(Beginning of Records for this exercise)

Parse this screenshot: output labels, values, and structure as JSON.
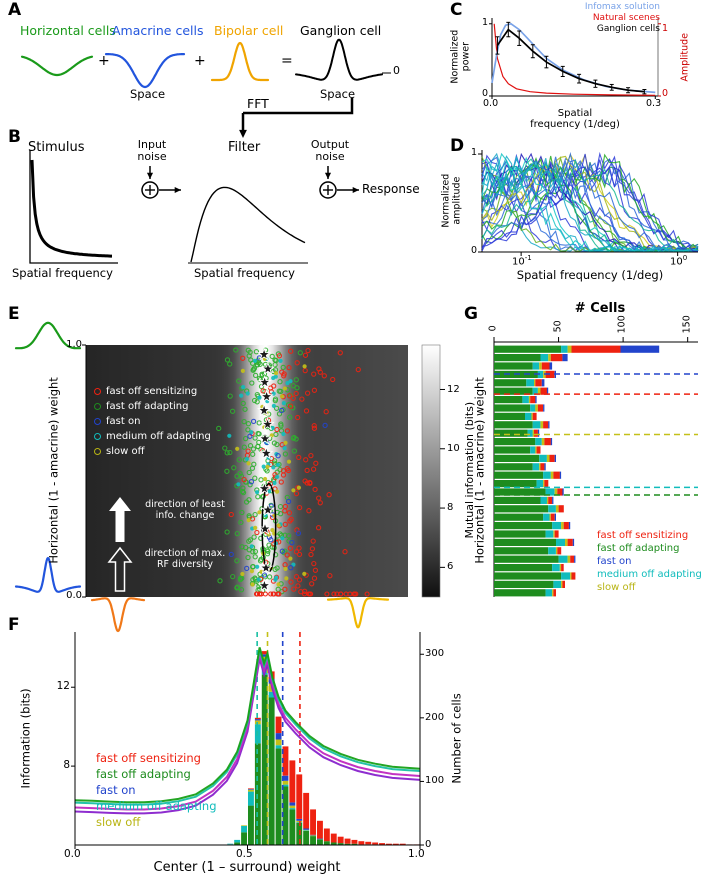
{
  "figure": {
    "bg": "#ffffff",
    "panel_labels": {
      "A": "A",
      "B": "B",
      "C": "C",
      "D": "D",
      "E": "E",
      "F": "F",
      "G": "G"
    }
  },
  "cell_types": [
    {
      "label": "fast off sensitizing",
      "color": "#ee2211"
    },
    {
      "label": "fast off adapting",
      "color": "#1e8c1e"
    },
    {
      "label": "fast on",
      "color": "#2244cc"
    },
    {
      "label": "medium off adapting",
      "color": "#11bcbc"
    },
    {
      "label": "slow off",
      "color": "#b8b414"
    }
  ],
  "panelA": {
    "cells": [
      {
        "name": "Horizontal cells",
        "color": "#1a9a1a"
      },
      {
        "name": "Amacrine cells",
        "color": "#2255dd"
      },
      {
        "name": "Bipolar cell",
        "color": "#f0a400"
      },
      {
        "name": "Ganglion cell",
        "color": "#000000"
      }
    ],
    "plus": "+",
    "equals": "=",
    "zero": "0",
    "space_label": "Space",
    "fft_label": "FFT"
  },
  "panelB": {
    "stimulus_title": "Stimulus",
    "input_noise": "Input noise",
    "filter_title": "Filter",
    "output_noise": "Output noise",
    "response": "Response",
    "freq_label": "Spatial frequency"
  },
  "panelE": {
    "icons": {
      "top_left": "#1a9a1a",
      "bottom_left": "#2255dd",
      "bottom_mid_left": "#f07818",
      "bottom_mid_right": "#f0b800"
    }
  },
  "chart_data": [
    {
      "id": "C",
      "type": "line",
      "xlabel_line1": "Spatial",
      "xlabel_line2": "frequency (1/deg)",
      "ylabel_left": "Normalized power",
      "ylabel_right": "Amplitude",
      "xlim": [
        0,
        0.305
      ],
      "ylim": [
        0,
        1.08
      ],
      "xtick_labels": [
        "0.0",
        "0.3"
      ],
      "xtick_vals": [
        0,
        0.3
      ],
      "ytick_labels_left": [
        "1",
        "0"
      ],
      "ytick_vals_left": [
        1,
        0
      ],
      "ytick_labels_right": [
        "1",
        "0"
      ],
      "ytick_vals_right": [
        1,
        0
      ],
      "legend": [
        {
          "name": "Infomax solution",
          "color": "#7aa3e8"
        },
        {
          "name": "Natural scenes",
          "color": "#e01010"
        },
        {
          "name": "Ganglion cells",
          "color": "#000000"
        }
      ],
      "series": [
        {
          "name": "Natural scenes",
          "color": "#e01010",
          "width": 1.2,
          "x": [
            0.004,
            0.01,
            0.02,
            0.03,
            0.045,
            0.07,
            0.1,
            0.15,
            0.22,
            0.3
          ],
          "y": [
            1.0,
            0.52,
            0.27,
            0.17,
            0.1,
            0.06,
            0.04,
            0.025,
            0.015,
            0.01
          ]
        },
        {
          "name": "Infomax solution",
          "color": "#7aa3e8",
          "width": 1.7,
          "x": [
            0.0,
            0.008,
            0.016,
            0.025,
            0.035,
            0.05,
            0.065,
            0.08,
            0.1,
            0.13,
            0.17,
            0.21,
            0.25,
            0.3
          ],
          "y": [
            0.18,
            0.55,
            0.85,
            0.98,
            1.0,
            0.92,
            0.8,
            0.68,
            0.52,
            0.36,
            0.22,
            0.13,
            0.08,
            0.05
          ]
        },
        {
          "name": "Ganglion cells",
          "color": "#000000",
          "width": 1.7,
          "x": [
            0.01,
            0.03,
            0.05,
            0.075,
            0.1,
            0.13,
            0.16,
            0.19,
            0.22,
            0.25,
            0.28
          ],
          "y": [
            0.7,
            0.92,
            0.8,
            0.62,
            0.47,
            0.34,
            0.24,
            0.17,
            0.12,
            0.08,
            0.06
          ],
          "yerr": [
            0.12,
            0.1,
            0.1,
            0.09,
            0.08,
            0.07,
            0.06,
            0.05,
            0.04,
            0.035,
            0.03
          ]
        }
      ]
    },
    {
      "id": "D",
      "type": "line-ensemble",
      "xlabel": "Spatial frequency (1/deg)",
      "ylabel": "Normalized amplitude",
      "xtick_labels": [
        {
          "base": "10",
          "exp": "-1"
        },
        {
          "base": "10",
          "exp": "0"
        }
      ],
      "xtick_logvals": [
        -1,
        0
      ],
      "ytick_labels": [
        "1",
        "0"
      ],
      "xlog_range": [
        -1.25,
        0.13
      ],
      "n_traces": 34,
      "seed": 11,
      "palette": [
        "#1c18b8",
        "#2a38d8",
        "#2a6ad8",
        "#18a8c8",
        "#16b894",
        "#22a822",
        "#66b01e",
        "#a8b818",
        "#d4cc1c",
        "#14c4c4"
      ]
    },
    {
      "id": "E",
      "type": "heatmap-scatter",
      "ylabel": "Horizontal (1 - amacrine) weight",
      "ytick_labels": [
        "1.0",
        "0.0"
      ],
      "colorbar_label": "Mutual information (bits)",
      "colorbar_ticks": [
        6,
        8,
        10,
        12
      ],
      "info_min": 5,
      "info_max": 13.5,
      "band_center": 0.555,
      "band_sigma": 0.046,
      "base_left": 5.8,
      "base_right": 7.1,
      "peak_info": 13.5,
      "scatter_seed": 23,
      "scatter": [
        {
          "type": "fast off adapting",
          "color": "#2fae2f",
          "n": 235,
          "x_mean": 0.545,
          "x_sd": 0.05,
          "y_min": 0.02,
          "y_max": 0.985,
          "fill": false
        },
        {
          "type": "fast off sensitizing",
          "color": "#ee2211",
          "n": 120,
          "x_mean": 0.64,
          "x_sd": 0.075,
          "y_min": 0.02,
          "y_max": 0.985,
          "fill": false
        },
        {
          "type": "medium off adapting",
          "color": "#11bcbc",
          "n": 45,
          "x_mean": 0.56,
          "x_sd": 0.05,
          "y_min": 0.03,
          "y_max": 0.97,
          "fill": true
        },
        {
          "type": "fast on",
          "color": "#2244cc",
          "n": 20,
          "x_mean": 0.6,
          "x_sd": 0.06,
          "y_min": 0.05,
          "y_max": 0.95,
          "fill": false
        },
        {
          "type": "slow off",
          "color": "#c4c018",
          "n": 38,
          "x_mean": 0.575,
          "x_sd": 0.05,
          "y_min": 0.03,
          "y_max": 0.97,
          "fill": true
        }
      ],
      "red_bottom_row": {
        "color": "#ee2211",
        "n": 26,
        "x_min": 0.52,
        "x_max": 1.0,
        "y": 0.012
      },
      "stars": [
        [
          0.553,
          0.962
        ],
        [
          0.565,
          0.905
        ],
        [
          0.555,
          0.852
        ],
        [
          0.561,
          0.795
        ],
        [
          0.553,
          0.74
        ],
        [
          0.564,
          0.685
        ],
        [
          0.556,
          0.628
        ],
        [
          0.56,
          0.57
        ],
        [
          0.554,
          0.43
        ],
        [
          0.565,
          0.345
        ],
        [
          0.556,
          0.27
        ],
        [
          0.559,
          0.115
        ],
        [
          0.554,
          0.045
        ]
      ],
      "contour": {
        "cx": 0.568,
        "cy": 0.275,
        "rx": 0.021,
        "ry": 0.175
      },
      "arrow1_label_line1": "direction of least",
      "arrow1_label_line2": "info. change",
      "arrow2_label_line1": "direction of max.",
      "arrow2_label_line2": "RF diversity"
    },
    {
      "id": "F",
      "type": "line+stacked-bar",
      "xlabel": "Center (1 – surround) weight",
      "ylabel_left": "Information (bits)",
      "ylabel_right": "Number of cells",
      "xtick_labels": [
        "0.0",
        "0.5",
        "1.0"
      ],
      "xtick_vals": [
        0,
        0.5,
        1
      ],
      "ytick_left_labels": [
        "12",
        "8"
      ],
      "ytick_left_vals": [
        12,
        8
      ],
      "ytick_right_labels": [
        "0",
        "100",
        "200",
        "300"
      ],
      "ytick_right_vals": [
        0,
        100,
        200,
        300
      ],
      "ylim_left": [
        4.0,
        14.8
      ],
      "ylim_right": [
        0,
        335
      ],
      "xlim": [
        0,
        1
      ],
      "info_curves": [
        {
          "color": "#17a017",
          "offset": 0.12
        },
        {
          "color": "#18c0a4",
          "offset": 0.0
        },
        {
          "color": "#c028c0",
          "offset": -0.25
        },
        {
          "color": "#8822cc",
          "offset": -0.45
        }
      ],
      "info_x": [
        0,
        0.05,
        0.1,
        0.15,
        0.2,
        0.25,
        0.3,
        0.35,
        0.4,
        0.44,
        0.47,
        0.5,
        0.52,
        0.535,
        0.548,
        0.558,
        0.572,
        0.59,
        0.61,
        0.64,
        0.68,
        0.72,
        0.77,
        0.82,
        0.87,
        0.92,
        0.96,
        1.0
      ],
      "info_y": [
        6.15,
        6.12,
        6.08,
        6.05,
        6.05,
        6.1,
        6.22,
        6.45,
        7.0,
        7.7,
        8.6,
        10.2,
        12.3,
        13.9,
        13.1,
        13.6,
        12.4,
        11.4,
        10.7,
        10.1,
        9.4,
        8.9,
        8.5,
        8.2,
        8.0,
        7.85,
        7.8,
        7.75
      ],
      "dashed_lines": [
        {
          "color": "#18c0a4",
          "x": 0.528
        },
        {
          "color": "#c4c018",
          "x": 0.558
        },
        {
          "color": "#2244cc",
          "x": 0.602
        },
        {
          "color": "#ee2211",
          "x": 0.652
        }
      ],
      "hist_start": 0.4,
      "hist_bin": 0.02,
      "hist_series": [
        {
          "type": "fast off adapting",
          "color": "#1e8c1e",
          "values": [
            0,
            0,
            1,
            4,
            20,
            62,
            160,
            268,
            232,
            152,
            92,
            56,
            35,
            22,
            14,
            9,
            6,
            4,
            3,
            2,
            2,
            1,
            1,
            1,
            0,
            0,
            0,
            0,
            0,
            0
          ]
        },
        {
          "type": "medium off adapting",
          "color": "#11bcbc",
          "values": [
            0,
            0,
            1,
            4,
            10,
            22,
            30,
            18,
            9,
            5,
            3,
            2,
            1,
            1,
            0,
            0,
            0,
            0,
            0,
            0,
            0,
            0,
            0,
            0,
            0,
            0,
            0,
            0,
            0,
            0
          ]
        },
        {
          "type": "slow off",
          "color": "#c4c018",
          "values": [
            0,
            0,
            0,
            0,
            1,
            3,
            6,
            10,
            13,
            9,
            6,
            4,
            2,
            1,
            1,
            0,
            0,
            0,
            0,
            0,
            0,
            0,
            0,
            0,
            0,
            0,
            0,
            0,
            0,
            0
          ]
        },
        {
          "type": "fast on",
          "color": "#2244cc",
          "values": [
            0,
            0,
            0,
            0,
            0,
            1,
            2,
            4,
            7,
            10,
            8,
            5,
            3,
            2,
            1,
            1,
            0,
            0,
            0,
            0,
            0,
            0,
            0,
            0,
            0,
            0,
            0,
            0,
            0,
            0
          ]
        },
        {
          "type": "fast off sensitizing",
          "color": "#ee2211",
          "values": [
            0,
            0,
            0,
            0,
            0,
            1,
            2,
            5,
            12,
            26,
            46,
            66,
            70,
            56,
            40,
            28,
            20,
            14,
            10,
            8,
            6,
            5,
            4,
            3,
            3,
            2,
            2,
            2,
            1,
            1
          ]
        }
      ]
    },
    {
      "id": "G",
      "type": "stacked-barh",
      "title": "# Cells",
      "ylabel": "Horizontal (1 - amacrine) weight",
      "xtick_labels": [
        "0",
        "50",
        "100",
        "150"
      ],
      "xtick_vals": [
        0,
        50,
        100,
        150
      ],
      "xlim": [
        0,
        158
      ],
      "order": [
        "fast off adapting",
        "medium off adapting",
        "slow off",
        "fast off sensitizing",
        "fast on"
      ],
      "colors": [
        "#1e8c1e",
        "#11bcbc",
        "#c4c018",
        "#ee2211",
        "#2244cc"
      ],
      "bars": [
        [
          52,
          5,
          3,
          38,
          30
        ],
        [
          36,
          6,
          2,
          9,
          4
        ],
        [
          30,
          5,
          2,
          6,
          2
        ],
        [
          34,
          4,
          2,
          7,
          1
        ],
        [
          25,
          6,
          1,
          5,
          2
        ],
        [
          30,
          4,
          2,
          5,
          1
        ],
        [
          22,
          5,
          1,
          4,
          1
        ],
        [
          28,
          4,
          2,
          4,
          1
        ],
        [
          24,
          5,
          1,
          3,
          0
        ],
        [
          30,
          6,
          2,
          4,
          1
        ],
        [
          26,
          4,
          1,
          3,
          1
        ],
        [
          32,
          5,
          2,
          5,
          1
        ],
        [
          28,
          4,
          1,
          3,
          0
        ],
        [
          35,
          6,
          2,
          4,
          1
        ],
        [
          30,
          5,
          1,
          3,
          1
        ],
        [
          38,
          6,
          2,
          5,
          1
        ],
        [
          33,
          5,
          1,
          3,
          0
        ],
        [
          40,
          7,
          2,
          4,
          1
        ],
        [
          36,
          5,
          1,
          3,
          1
        ],
        [
          42,
          6,
          2,
          4,
          0
        ],
        [
          38,
          5,
          1,
          3,
          1
        ],
        [
          45,
          7,
          2,
          4,
          1
        ],
        [
          40,
          6,
          1,
          3,
          0
        ],
        [
          48,
          7,
          2,
          4,
          1
        ],
        [
          42,
          6,
          1,
          3,
          0
        ],
        [
          50,
          7,
          2,
          3,
          1
        ],
        [
          45,
          6,
          1,
          2,
          0
        ],
        [
          52,
          7,
          1,
          3,
          0
        ],
        [
          46,
          6,
          1,
          2,
          0
        ],
        [
          40,
          5,
          1,
          2,
          0
        ]
      ],
      "dashed_lines": [
        {
          "color": "#2244cc",
          "y": 0.885
        },
        {
          "color": "#ee2211",
          "y": 0.805
        },
        {
          "color": "#c4c018",
          "y": 0.645
        },
        {
          "color": "#11bcbc",
          "y": 0.435
        },
        {
          "color": "#1e8c1e",
          "y": 0.405
        }
      ]
    }
  ]
}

(End of Records for this exercise)

Task instructions. Please copy every line in the entries where "stacked" appears.

Finished task.
      "type": "line+stacked-bar",
      "type": "stacked-barh",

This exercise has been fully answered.